◆ What you need to do:
Please transcribe the data below exactly. Leave the pictures out.
┌─ Dataset content
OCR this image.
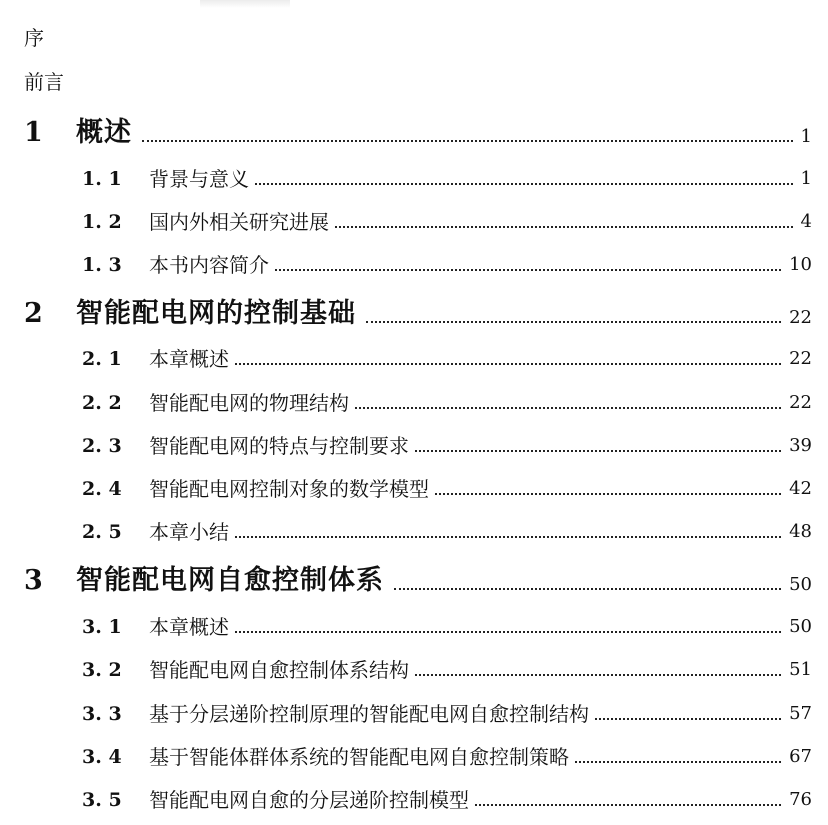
序
前言
1	概述	1
1. 1	背景与意义	1
1. 2	国内外相关研究进展	4
1. 3	本书内容简介	10
2	智能配电网的控制基础	22
2. 1	本章概述	22
2. 2	智能配电网的物理结构	22
2. 3	智能配电网的特点与控制要求	39
2. 4	智能配电网控制对象的数学模型	42
2. 5	本章小结	48
3	智能配电网自愈控制体系	50
3. 1	本章概述	50
3. 2	智能配电网自愈控制体系结构	51
3. 3	基于分层递阶控制原理的智能配电网自愈控制结构	57
3. 4	基于智能体群体系统的智能配电网自愈控制策略	67
3. 5	智能配电网自愈的分层递阶控制模型	76
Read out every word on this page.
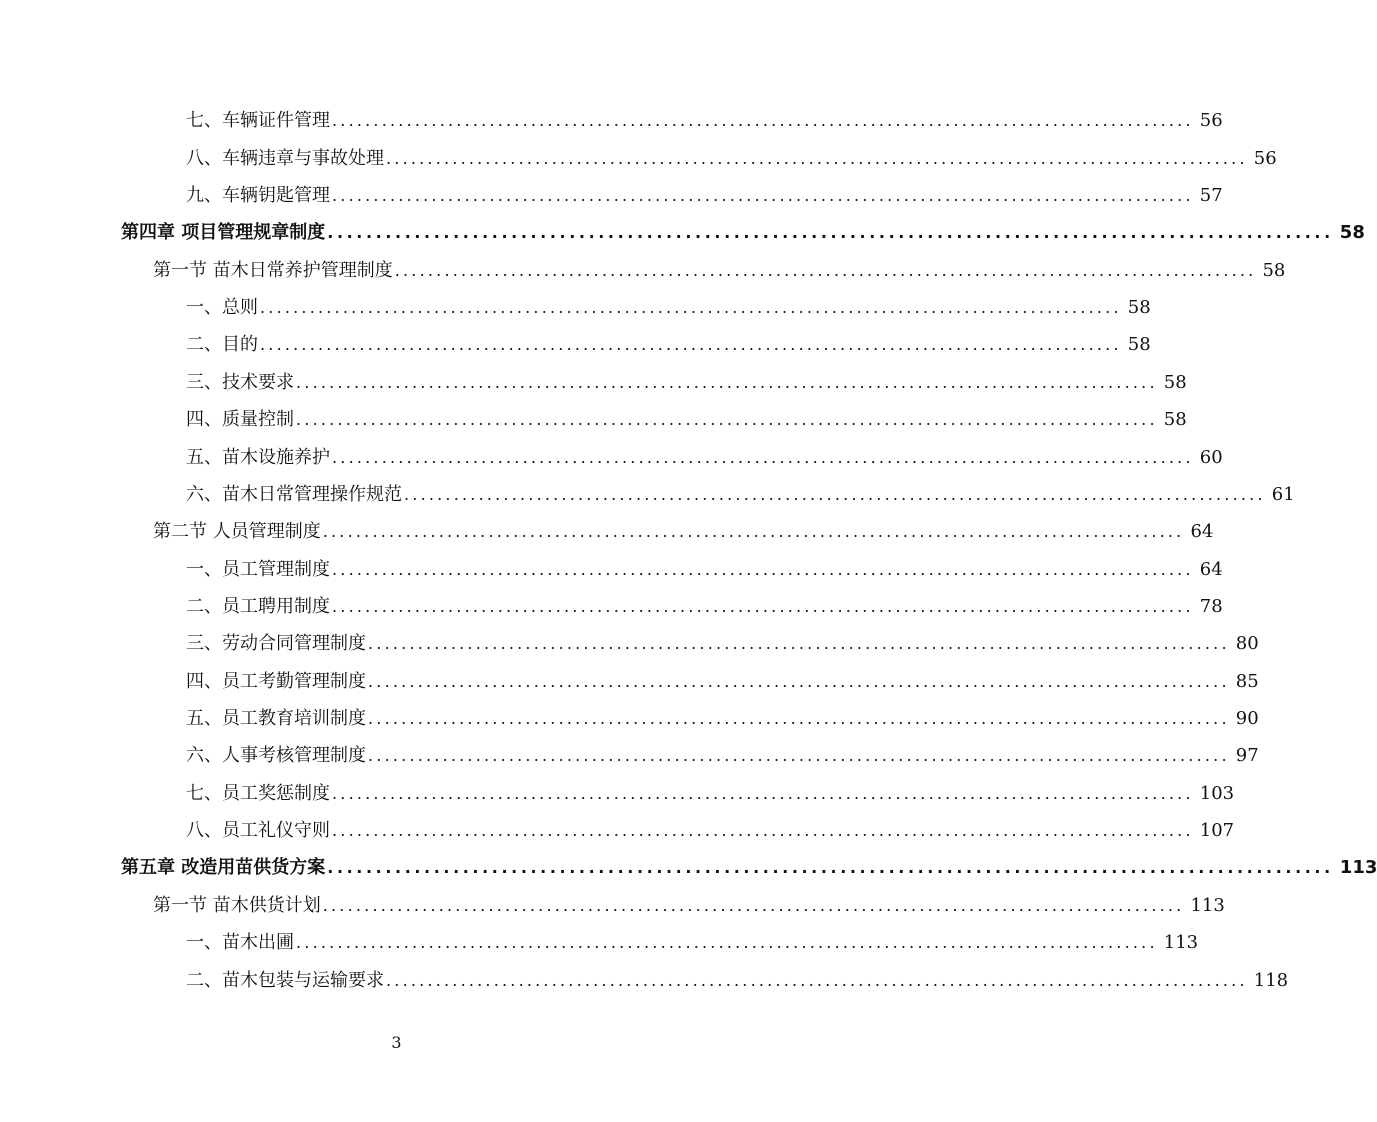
七、车辆证件管理 ........................................................................................................ 56
八、车辆违章与事故处理 ........................................................................................................ 56
九、车辆钥匙管理 ........................................................................................................ 57
第四章 项目管理规章制度 ........................................................................................................ 58
第一节 苗木日常养护管理制度 ........................................................................................................ 58
一、总则 ........................................................................................................ 58
二、目的 ........................................................................................................ 58
三、技术要求 ........................................................................................................ 58
四、质量控制 ........................................................................................................ 58
五、苗木设施养护 ........................................................................................................ 60
六、苗木日常管理操作规范 ........................................................................................................ 61
第二节 人员管理制度 ........................................................................................................ 64
一、员工管理制度 ........................................................................................................ 64
二、员工聘用制度 ........................................................................................................ 78
三、劳动合同管理制度 ........................................................................................................ 80
四、员工考勤管理制度 ........................................................................................................ 85
五、员工教育培训制度 ........................................................................................................ 90
六、人事考核管理制度 ........................................................................................................ 97
七、员工奖惩制度 ........................................................................................................ 103
八、员工礼仪守则 ........................................................................................................ 107
第五章 改造用苗供货方案 ........................................................................................................ 113
第一节 苗木供货计划 ........................................................................................................ 113
一、苗木出圃 ........................................................................................................ 113
二、苗木包装与运输要求 ........................................................................................................ 118
3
└─
◆ Response below:
OCR this image.
序
前言
1	概述	1
1. 1	背景与意义	1
1. 2	国内外相关研究进展	4
1. 3	本书内容简介	10
2	智能配电网的控制基础	22
2. 1	本章概述	22
2. 2	智能配电网的物理结构	22
2. 3	智能配电网的特点与控制要求	39
2. 4	智能配电网控制对象的数学模型	42
2. 5	本章小结	48
3	智能配电网自愈控制体系	50
3. 1	本章概述	50
3. 2	智能配电网自愈控制体系结构	51
3. 3	基于分层递阶控制原理的智能配电网自愈控制结构	57
3. 4	基于智能体群体系统的智能配电网自愈控制策略	67
3. 5	智能配电网自愈的分层递阶控制模型	76
Read out every word on this page.
七、车辆证件管理 ........................................................................................................ 56
八、车辆违章与事故处理 ........................................................................................................ 56
九、车辆钥匙管理 ........................................................................................................ 57
第四章 项目管理规章制度 ........................................................................................................ 58
第一节 苗木日常养护管理制度 ........................................................................................................ 58
一、总则 ........................................................................................................ 58
二、目的 ........................................................................................................ 58
三、技术要求 ........................................................................................................ 58
四、质量控制 ........................................................................................................ 58
五、苗木设施养护 ........................................................................................................ 60
六、苗木日常管理操作规范 ........................................................................................................ 61
第二节 人员管理制度 ........................................................................................................ 64
一、员工管理制度 ........................................................................................................ 64
二、员工聘用制度 ........................................................................................................ 78
三、劳动合同管理制度 ........................................................................................................ 80
四、员工考勤管理制度 ........................................................................................................ 85
五、员工教育培训制度 ........................................................................................................ 90
六、人事考核管理制度 ........................................................................................................ 97
七、员工奖惩制度 ........................................................................................................ 103
八、员工礼仪守则 ........................................................................................................ 107
第五章 改造用苗供货方案 ........................................................................................................ 113
第一节 苗木供货计划 ........................................................................................................ 113
一、苗木出圃 ........................................................................................................ 113
二、苗木包装与运输要求 ........................................................................................................ 118
3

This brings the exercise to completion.